WRITTEN EXERCISE:
Write out the whole of the material exactly.

SUPPLIED MATERIAL:
---+---

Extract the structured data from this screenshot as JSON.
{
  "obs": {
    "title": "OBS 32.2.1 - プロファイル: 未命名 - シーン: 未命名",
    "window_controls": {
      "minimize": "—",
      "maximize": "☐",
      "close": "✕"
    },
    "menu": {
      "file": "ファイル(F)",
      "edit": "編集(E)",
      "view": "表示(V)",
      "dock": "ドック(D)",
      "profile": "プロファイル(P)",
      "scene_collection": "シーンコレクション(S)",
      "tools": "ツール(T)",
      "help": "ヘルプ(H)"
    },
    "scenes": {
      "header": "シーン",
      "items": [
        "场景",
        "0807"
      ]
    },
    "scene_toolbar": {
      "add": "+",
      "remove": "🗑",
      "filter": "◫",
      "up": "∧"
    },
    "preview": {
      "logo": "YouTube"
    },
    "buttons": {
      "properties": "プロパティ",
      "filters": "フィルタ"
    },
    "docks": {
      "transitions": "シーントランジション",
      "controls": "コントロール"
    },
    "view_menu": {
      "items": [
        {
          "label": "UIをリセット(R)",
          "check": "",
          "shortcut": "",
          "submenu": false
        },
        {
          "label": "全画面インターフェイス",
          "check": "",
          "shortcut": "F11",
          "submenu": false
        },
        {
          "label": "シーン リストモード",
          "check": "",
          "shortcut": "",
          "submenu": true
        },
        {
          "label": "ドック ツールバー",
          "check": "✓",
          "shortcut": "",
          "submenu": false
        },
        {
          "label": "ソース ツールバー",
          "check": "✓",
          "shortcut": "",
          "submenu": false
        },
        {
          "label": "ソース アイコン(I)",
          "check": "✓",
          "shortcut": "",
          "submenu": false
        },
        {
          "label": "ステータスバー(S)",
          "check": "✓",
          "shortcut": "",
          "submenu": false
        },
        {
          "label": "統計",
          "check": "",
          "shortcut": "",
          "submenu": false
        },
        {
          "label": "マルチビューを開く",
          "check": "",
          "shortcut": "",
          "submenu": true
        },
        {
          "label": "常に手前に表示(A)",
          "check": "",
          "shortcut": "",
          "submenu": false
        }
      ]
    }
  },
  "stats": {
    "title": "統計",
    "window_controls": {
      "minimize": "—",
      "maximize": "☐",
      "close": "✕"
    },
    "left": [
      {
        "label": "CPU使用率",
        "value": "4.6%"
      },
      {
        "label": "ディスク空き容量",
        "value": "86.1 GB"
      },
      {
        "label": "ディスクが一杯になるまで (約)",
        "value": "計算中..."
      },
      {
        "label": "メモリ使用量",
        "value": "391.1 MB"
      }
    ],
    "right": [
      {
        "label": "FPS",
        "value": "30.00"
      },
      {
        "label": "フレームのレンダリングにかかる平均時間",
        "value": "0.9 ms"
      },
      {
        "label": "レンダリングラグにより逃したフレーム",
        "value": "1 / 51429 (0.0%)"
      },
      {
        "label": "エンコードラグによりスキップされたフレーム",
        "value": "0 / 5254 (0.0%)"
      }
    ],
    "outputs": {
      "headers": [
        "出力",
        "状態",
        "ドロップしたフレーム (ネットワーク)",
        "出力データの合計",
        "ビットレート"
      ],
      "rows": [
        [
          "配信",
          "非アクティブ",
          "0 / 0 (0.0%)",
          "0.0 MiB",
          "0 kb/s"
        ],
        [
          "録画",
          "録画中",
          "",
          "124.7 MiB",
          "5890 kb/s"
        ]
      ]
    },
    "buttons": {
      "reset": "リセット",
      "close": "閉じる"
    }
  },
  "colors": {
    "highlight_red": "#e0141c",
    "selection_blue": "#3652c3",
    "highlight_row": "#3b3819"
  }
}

---+---

SOLUTION BELOW:
Extract the structured data from this screenshot as JSON.
{
  "obs": {
    "title": "OBS 32.2.1 - プロファイル: 未命名 - シーン: 未命名",
    "window_controls": {
      "minimize": "—",
      "maximize": "☐",
      "close": "✕"
    },
    "menu": {
      "file": "ファイル(F)",
      "edit": "編集(E)",
      "view": "表示(V)",
      "dock": "ドック(D)",
      "profile": "プロファイル(P)",
      "scene_collection": "シーンコレクション(S)",
      "tools": "ツール(T)",
      "help": "ヘルプ(H)"
    },
    "scenes": {
      "header": "シーン",
      "items": [
        "场景",
        "0807"
      ]
    },
    "scene_toolbar": {
      "add": "+",
      "remove": "🗑",
      "filter": "◫",
      "up": "∧"
    },
    "preview": {
      "logo": "YouTube"
    },
    "buttons": {
      "properties": "プロパティ",
      "filters": "フィルタ"
    },
    "docks": {
      "transitions": "シーントランジション",
      "controls": "コントロール"
    },
    "view_menu": {
      "items": [
        {
          "label": "UIをリセット(R)",
          "check": "",
          "shortcut": "",
          "submenu": false
        },
        {
          "label": "全画面インターフェイス",
          "check": "",
          "shortcut": "F11",
          "submenu": false
        },
        {
          "label": "シーン リストモード",
          "check": "",
          "shortcut": "",
          "submenu": true
        },
        {
          "label": "ドック ツールバー",
          "check": "✓",
          "shortcut": "",
          "submenu": false
        },
        {
          "label": "ソース ツールバー",
          "check": "✓",
          "shortcut": "",
          "submenu": false
        },
        {
          "label": "ソース アイコン(I)",
          "check": "✓",
          "shortcut": "",
          "submenu": false
        },
        {
          "label": "ステータスバー(S)",
          "check": "✓",
          "shortcut": "",
          "submenu": false
        },
        {
          "label": "統計",
          "check": "",
          "shortcut": "",
          "submenu": false
        },
        {
          "label": "マルチビューを開く",
          "check": "",
          "shortcut": "",
          "submenu": true
        },
        {
          "label": "常に手前に表示(A)",
          "check": "",
          "shortcut": "",
          "submenu": false
        }
      ]
    }
  },
  "stats": {
    "title": "統計",
    "window_controls": {
      "minimize": "—",
      "maximize": "☐",
      "close": "✕"
    },
    "left": [
      {
        "label": "CPU使用率",
        "value": "4.6%"
      },
      {
        "label": "ディスク空き容量",
        "value": "86.1 GB"
      },
      {
        "label": "ディスクが一杯になるまで (約)",
        "value": "計算中..."
      },
      {
        "label": "メモリ使用量",
        "value": "391.1 MB"
      }
    ],
    "right": [
      {
        "label": "FPS",
        "value": "30.00"
      },
      {
        "label": "フレームのレンダリングにかかる平均時間",
        "value": "0.9 ms"
      },
      {
        "label": "レンダリングラグにより逃したフレーム",
        "value": "1 / 51429 (0.0%)"
      },
      {
        "label": "エンコードラグによりスキップされたフレーム",
        "value": "0 / 5254 (0.0%)"
      }
    ],
    "outputs": {
      "headers": [
        "出力",
        "状態",
        "ドロップしたフレーム (ネットワーク)",
        "出力データの合計",
        "ビットレート"
      ],
      "rows": [
        [
          "配信",
          "非アクティブ",
          "0 / 0 (0.0%)",
          "0.0 MiB",
          "0 kb/s"
        ],
        [
          "録画",
          "録画中",
          "",
          "124.7 MiB",
          "5890 kb/s"
        ]
      ]
    },
    "buttons": {
      "reset": "リセット",
      "close": "閉じる"
    }
  },
  "colors": {
    "highlight_red": "#e0141c",
    "selection_blue": "#3652c3",
    "highlight_row": "#3b3819"
  }
}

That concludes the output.